# REQUIRED TASK:
Omit the pictures and return every entry exactly as written.

──────────

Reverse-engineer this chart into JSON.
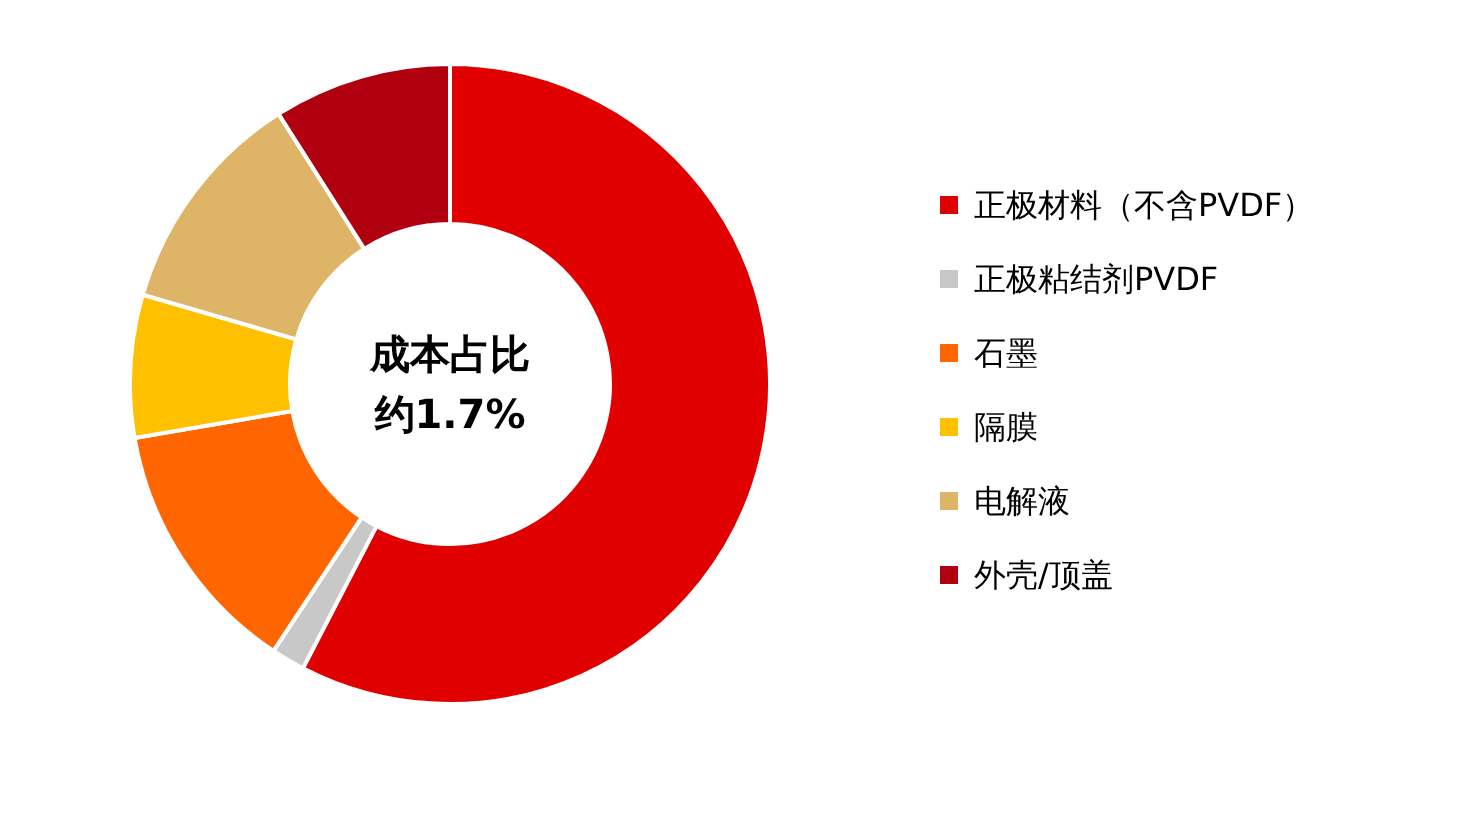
{
  "chart_data": {
    "type": "donut",
    "categories": [
      "正极材料（不含PVDF）",
      "正极粘结剂PVDF",
      "石墨",
      "隔膜",
      "电解液",
      "外壳/顶盖"
    ],
    "values": [
      57.6,
      1.7,
      13,
      7.2,
      11.5,
      9
    ],
    "colors": [
      "#e00000",
      "#c8c8c8",
      "#ff6600",
      "#ffc000",
      "#deb466",
      "#b00010"
    ],
    "annotations": [
      "成本占比",
      "约1.7%"
    ],
    "legend": "right"
  }
}
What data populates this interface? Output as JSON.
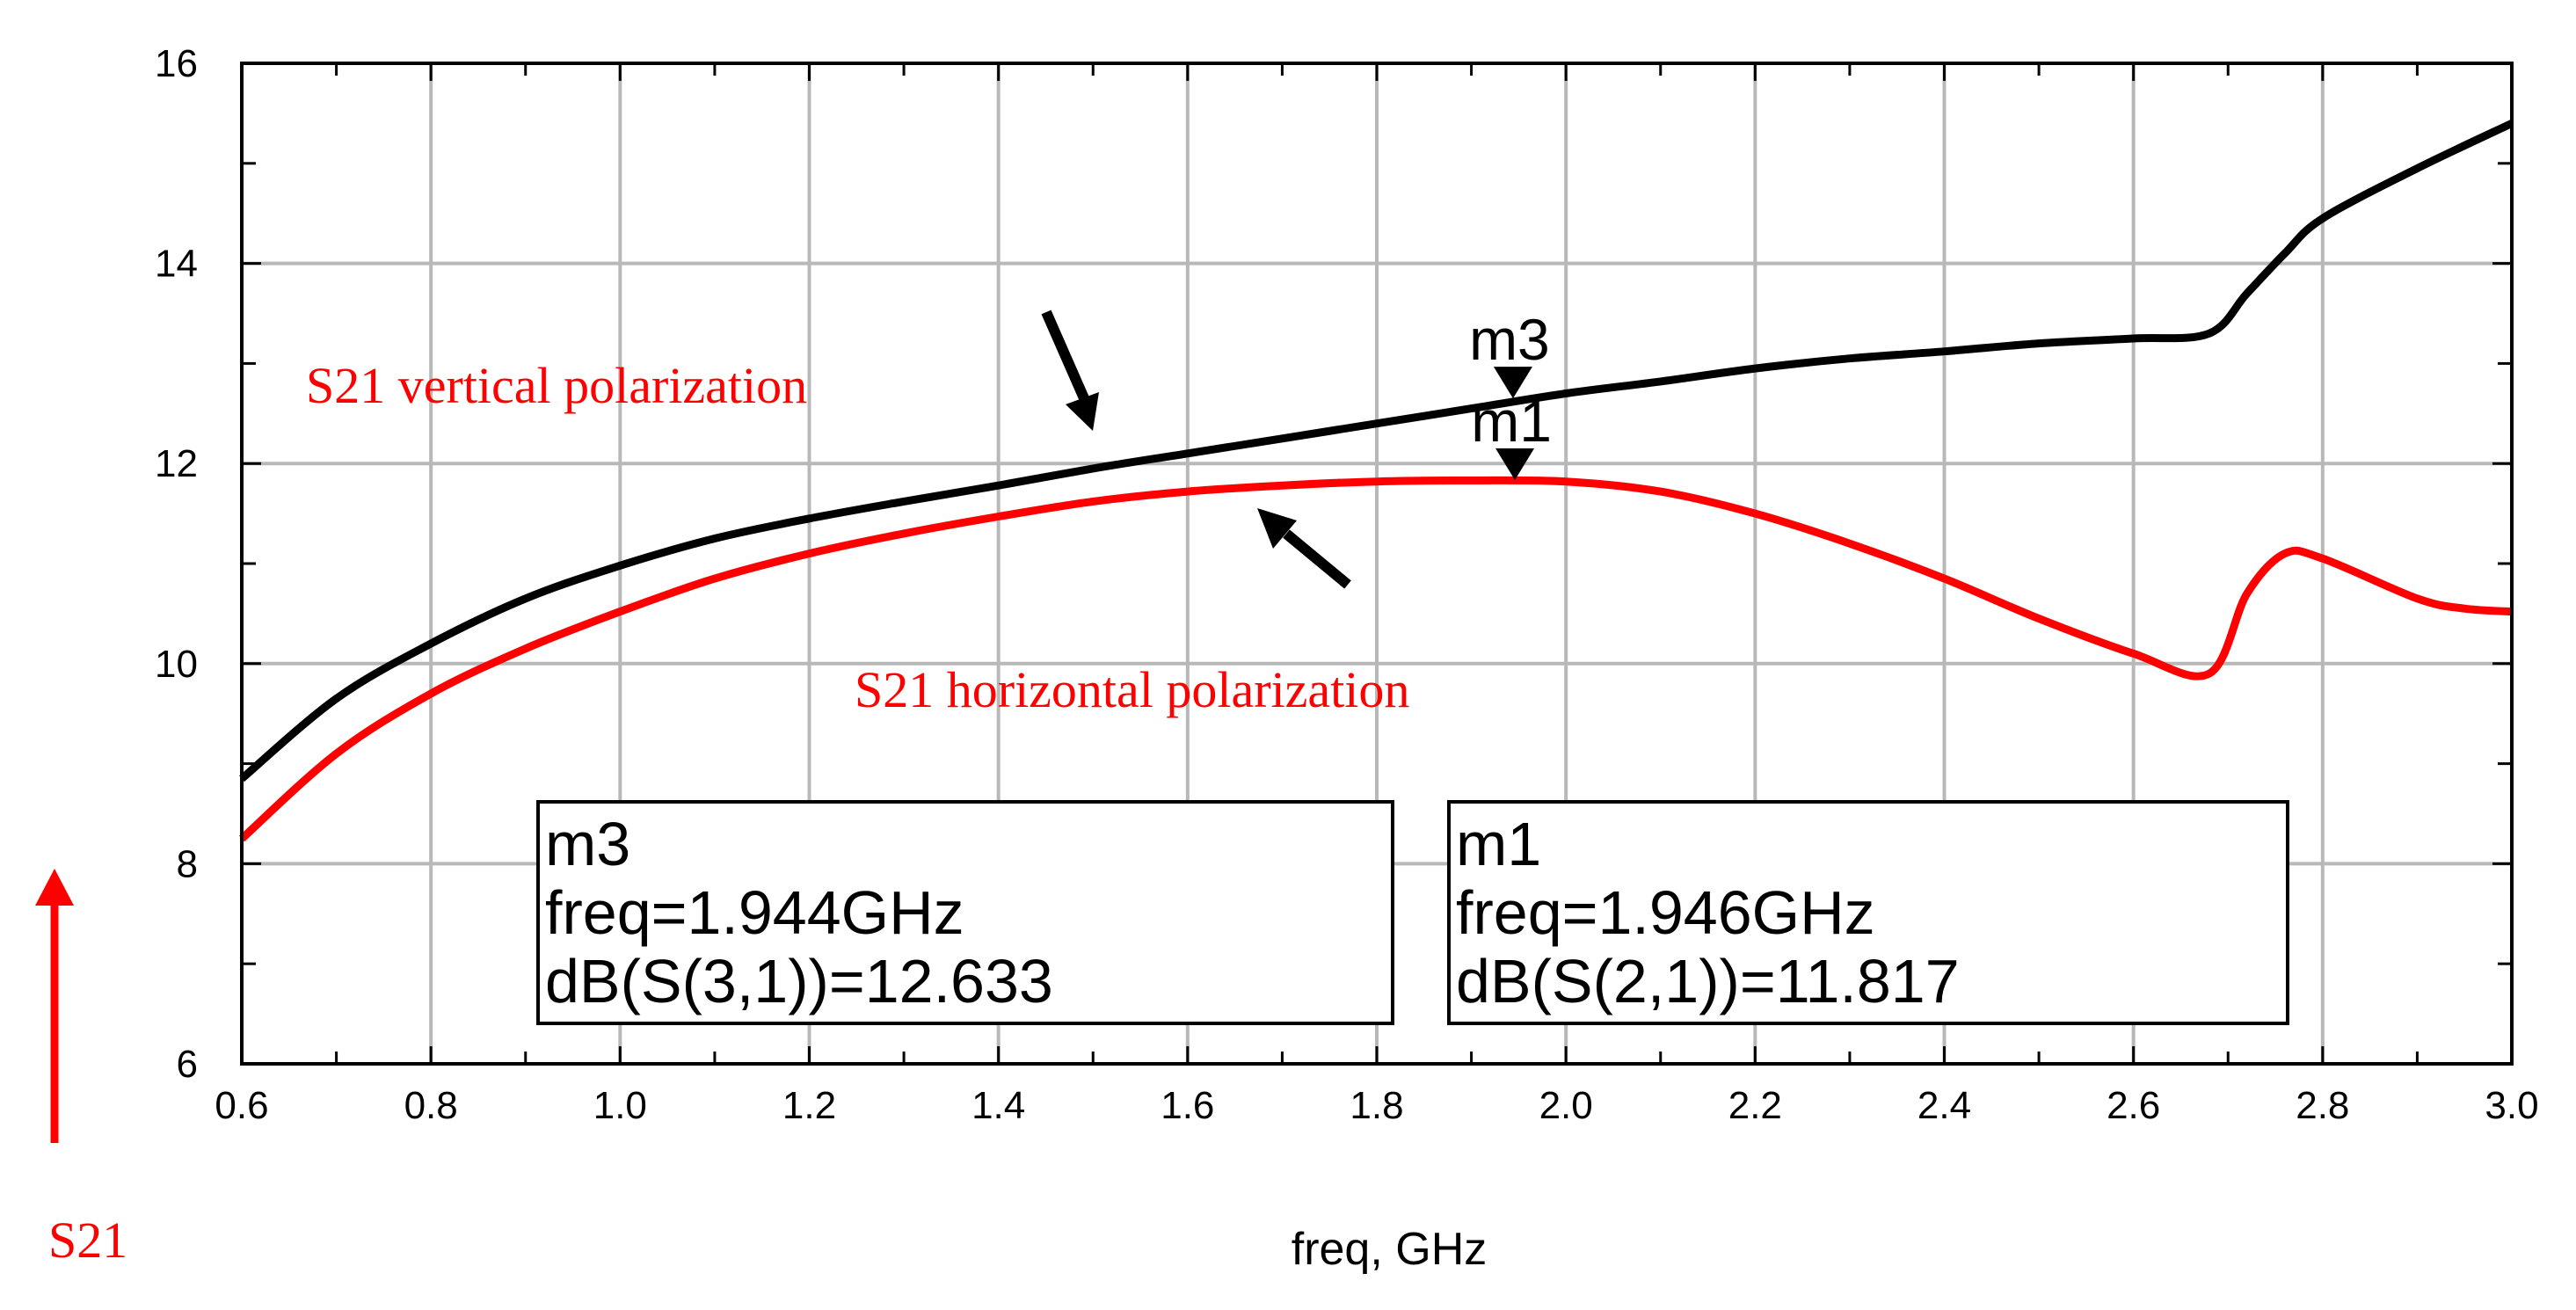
{
  "chart_data": {
    "type": "line",
    "title": "",
    "xlabel": "freq, GHz",
    "ylabel": "S21",
    "xlim": [
      0.6,
      3.0
    ],
    "ylim": [
      6,
      16
    ],
    "grid": true,
    "x_ticks": [
      "0.6",
      "0.8",
      "1.0",
      "1.2",
      "1.4",
      "1.6",
      "1.8",
      "2.0",
      "2.2",
      "2.4",
      "2.6",
      "2.8",
      "3.0"
    ],
    "y_ticks": [
      "6",
      "8",
      "10",
      "12",
      "14",
      "16"
    ],
    "series": [
      {
        "name": "dB(S(3,1))",
        "color": "#000000",
        "x": [
          0.6,
          0.7,
          0.8,
          0.9,
          1.0,
          1.1,
          1.2,
          1.3,
          1.4,
          1.5,
          1.6,
          1.7,
          1.8,
          1.9,
          2.0,
          2.1,
          2.2,
          2.3,
          2.4,
          2.5,
          2.6,
          2.68,
          2.72,
          2.76,
          2.8,
          2.9,
          3.0
        ],
        "y": [
          8.85,
          9.65,
          10.2,
          10.65,
          10.98,
          11.25,
          11.45,
          11.62,
          11.78,
          11.95,
          12.1,
          12.25,
          12.4,
          12.55,
          12.7,
          12.82,
          12.95,
          13.05,
          13.12,
          13.2,
          13.25,
          13.3,
          13.7,
          14.1,
          14.45,
          14.95,
          15.4
        ]
      },
      {
        "name": "dB(S(2,1))",
        "color": "#ff0000",
        "x": [
          0.6,
          0.7,
          0.8,
          0.9,
          1.0,
          1.1,
          1.2,
          1.3,
          1.4,
          1.5,
          1.6,
          1.7,
          1.8,
          1.9,
          2.0,
          2.1,
          2.2,
          2.3,
          2.4,
          2.5,
          2.6,
          2.68,
          2.72,
          2.76,
          2.8,
          2.9,
          2.95,
          3.0
        ],
        "y": [
          8.25,
          9.1,
          9.7,
          10.15,
          10.52,
          10.85,
          11.1,
          11.3,
          11.47,
          11.62,
          11.72,
          11.78,
          11.82,
          11.83,
          11.82,
          11.72,
          11.5,
          11.2,
          10.85,
          10.45,
          10.1,
          9.9,
          10.7,
          11.1,
          11.05,
          10.65,
          10.55,
          10.52
        ]
      }
    ],
    "markers": [
      {
        "name": "m3",
        "freq_ghz": 1.944,
        "value": 12.633,
        "color": "#000000",
        "lines": [
          "m3",
          "freq=1.944GHz",
          "dB(S(3,1))=12.633"
        ]
      },
      {
        "name": "m1",
        "freq_ghz": 1.946,
        "value": 11.817,
        "color": "#000000",
        "lines": [
          "m1",
          "freq=1.946GHz",
          "dB(S(2,1))=11.817"
        ]
      }
    ],
    "annotations": [
      {
        "text": "S21 vertical polarization",
        "color": "#ff0000"
      },
      {
        "text": "S21 horizontal polarization",
        "color": "#ff0000"
      }
    ]
  }
}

──────────

# RESPONSE:
Reverse-engineer this chart into JSON.
{
  "chart_data": {
    "type": "donut",
    "categories": [
      "正极材料（不含PVDF）",
      "正极粘结剂PVDF",
      "石墨",
      "隔膜",
      "电解液",
      "外壳/顶盖"
    ],
    "values": [
      57.6,
      1.7,
      13,
      7.2,
      11.5,
      9
    ],
    "colors": [
      "#e00000",
      "#c8c8c8",
      "#ff6600",
      "#ffc000",
      "#deb466",
      "#b00010"
    ],
    "annotations": [
      "成本占比",
      "约1.7%"
    ],
    "legend": "right"
  }
}
What data populates this interface? Output as JSON.
{
  "chart_data": {
    "type": "line",
    "title": "",
    "xlabel": "freq, GHz",
    "ylabel": "S21",
    "xlim": [
      0.6,
      3.0
    ],
    "ylim": [
      6,
      16
    ],
    "grid": true,
    "x_ticks": [
      "0.6",
      "0.8",
      "1.0",
      "1.2",
      "1.4",
      "1.6",
      "1.8",
      "2.0",
      "2.2",
      "2.4",
      "2.6",
      "2.8",
      "3.0"
    ],
    "y_ticks": [
      "6",
      "8",
      "10",
      "12",
      "14",
      "16"
    ],
    "series": [
      {
        "name": "dB(S(3,1))",
        "color": "#000000",
        "x": [
          0.6,
          0.7,
          0.8,
          0.9,
          1.0,
          1.1,
          1.2,
          1.3,
          1.4,
          1.5,
          1.6,
          1.7,
          1.8,
          1.9,
          2.0,
          2.1,
          2.2,
          2.3,
          2.4,
          2.5,
          2.6,
          2.68,
          2.72,
          2.76,
          2.8,
          2.9,
          3.0
        ],
        "y": [
          8.85,
          9.65,
          10.2,
          10.65,
          10.98,
          11.25,
          11.45,
          11.62,
          11.78,
          11.95,
          12.1,
          12.25,
          12.4,
          12.55,
          12.7,
          12.82,
          12.95,
          13.05,
          13.12,
          13.2,
          13.25,
          13.3,
          13.7,
          14.1,
          14.45,
          14.95,
          15.4
        ]
      },
      {
        "name": "dB(S(2,1))",
        "color": "#ff0000",
        "x": [
          0.6,
          0.7,
          0.8,
          0.9,
          1.0,
          1.1,
          1.2,
          1.3,
          1.4,
          1.5,
          1.6,
          1.7,
          1.8,
          1.9,
          2.0,
          2.1,
          2.2,
          2.3,
          2.4,
          2.5,
          2.6,
          2.68,
          2.72,
          2.76,
          2.8,
          2.9,
          2.95,
          3.0
        ],
        "y": [
          8.25,
          9.1,
          9.7,
          10.15,
          10.52,
          10.85,
          11.1,
          11.3,
          11.47,
          11.62,
          11.72,
          11.78,
          11.82,
          11.83,
          11.82,
          11.72,
          11.5,
          11.2,
          10.85,
          10.45,
          10.1,
          9.9,
          10.7,
          11.1,
          11.05,
          10.65,
          10.55,
          10.52
        ]
      }
    ],
    "markers": [
      {
        "name": "m3",
        "freq_ghz": 1.944,
        "value": 12.633,
        "color": "#000000",
        "lines": [
          "m3",
          "freq=1.944GHz",
          "dB(S(3,1))=12.633"
        ]
      },
      {
        "name": "m1",
        "freq_ghz": 1.946,
        "value": 11.817,
        "color": "#000000",
        "lines": [
          "m1",
          "freq=1.946GHz",
          "dB(S(2,1))=11.817"
        ]
      }
    ],
    "annotations": [
      {
        "text": "S21 vertical polarization",
        "color": "#ff0000"
      },
      {
        "text": "S21 horizontal polarization",
        "color": "#ff0000"
      }
    ]
  }
}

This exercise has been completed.